Copy the records below, from the line containing "Give me the" through the last line; leave out pictures.

══ DATA FOR THIS EXERCISE ══

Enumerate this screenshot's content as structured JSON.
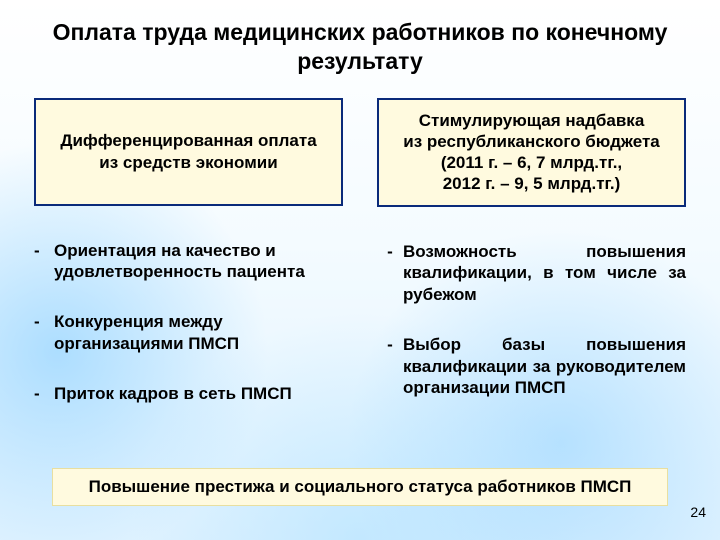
{
  "title": "Оплата труда медицинских работников по конечному результату",
  "left": {
    "box": "Дифференцированная оплата\nиз средств экономии",
    "items": [
      "Ориентация на качество и удовлетворенность пациента",
      "Конкуренция между организациями ПМСП",
      "Приток кадров в сеть ПМСП"
    ]
  },
  "right": {
    "box": "Стимулирующая надбавка\nиз республиканского бюджета\n(2011 г. – 6, 7 млрд.тг.,\n2012 г. – 9, 5 млрд.тг.)",
    "items": [
      "Возможность повышения квалификации, в том числе за рубежом",
      "Выбор базы повышения квалификации за руководителем организации ПМСП"
    ]
  },
  "footer": "Повышение престижа и социального статуса работников ПМСП",
  "page": "24",
  "colors": {
    "box_bg": "#fffadf",
    "box_border": "#0a2a7a",
    "text": "#000000"
  }
}
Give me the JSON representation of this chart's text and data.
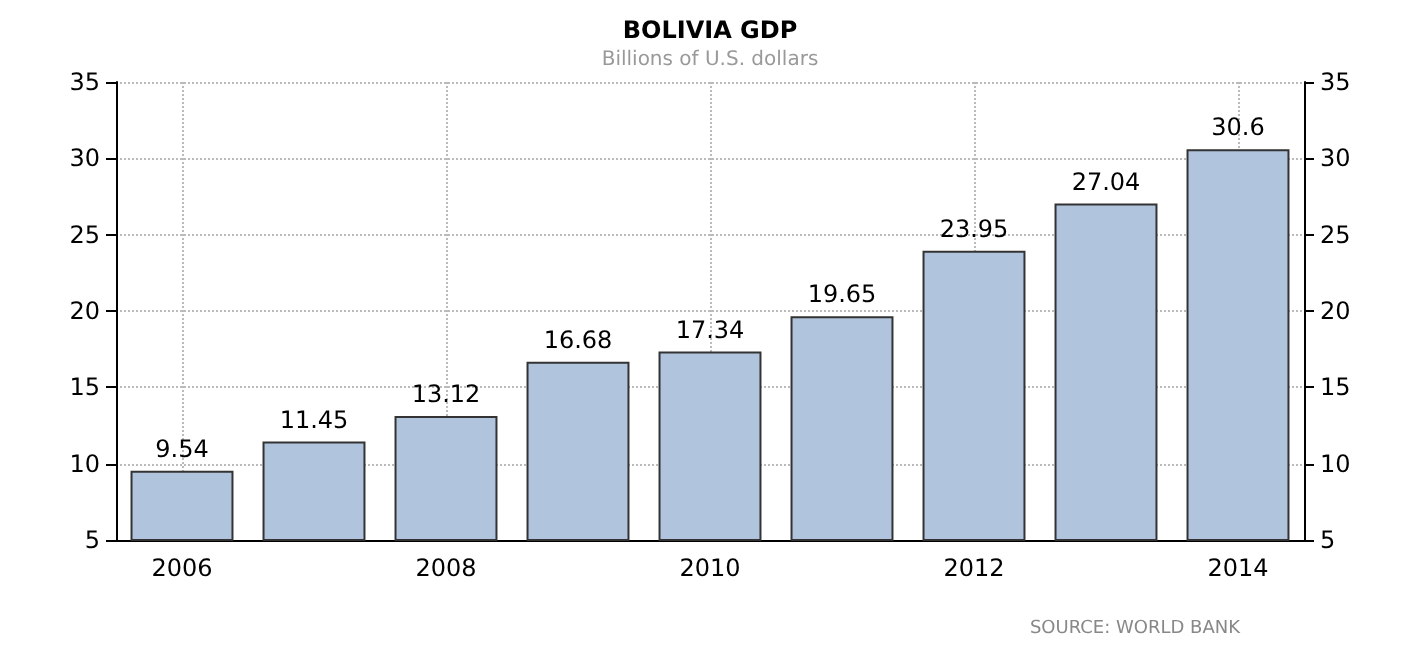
{
  "chart_data": {
    "type": "bar",
    "title": "BOLIVIA GDP",
    "subtitle": "Billions of U.S. dollars",
    "categories": [
      "2006",
      null,
      "2008",
      null,
      "2010",
      null,
      "2012",
      null,
      "2014"
    ],
    "values": [
      9.54,
      11.45,
      13.12,
      16.68,
      17.34,
      19.65,
      23.95,
      27.04,
      30.6
    ],
    "color": "#b0c4de",
    "data_labels": true,
    "ylim": [
      5,
      35
    ],
    "yticks": [
      5,
      10,
      15,
      20,
      25,
      30,
      35
    ],
    "y2lim": [
      5,
      35
    ],
    "y2ticks": [
      5,
      10,
      15,
      20,
      25,
      30,
      35
    ],
    "grid": true,
    "annotations": [
      "SOURCE: WORLD BANK"
    ]
  }
}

═══

EXPECTED ANSWER ::
Give me the JSON representation of this chart's text and data.
{
  "chart_data": {
    "type": "bar",
    "title": "BOLIVIA GDP",
    "subtitle": "Billions of U.S. dollars",
    "categories": [
      "2006",
      null,
      "2008",
      null,
      "2010",
      null,
      "2012",
      null,
      "2014"
    ],
    "values": [
      9.54,
      11.45,
      13.12,
      16.68,
      17.34,
      19.65,
      23.95,
      27.04,
      30.6
    ],
    "color": "#b0c4de",
    "data_labels": true,
    "ylim": [
      5,
      35
    ],
    "yticks": [
      5,
      10,
      15,
      20,
      25,
      30,
      35
    ],
    "y2lim": [
      5,
      35
    ],
    "y2ticks": [
      5,
      10,
      15,
      20,
      25,
      30,
      35
    ],
    "grid": true,
    "annotations": [
      "SOURCE: WORLD BANK"
    ]
  }
}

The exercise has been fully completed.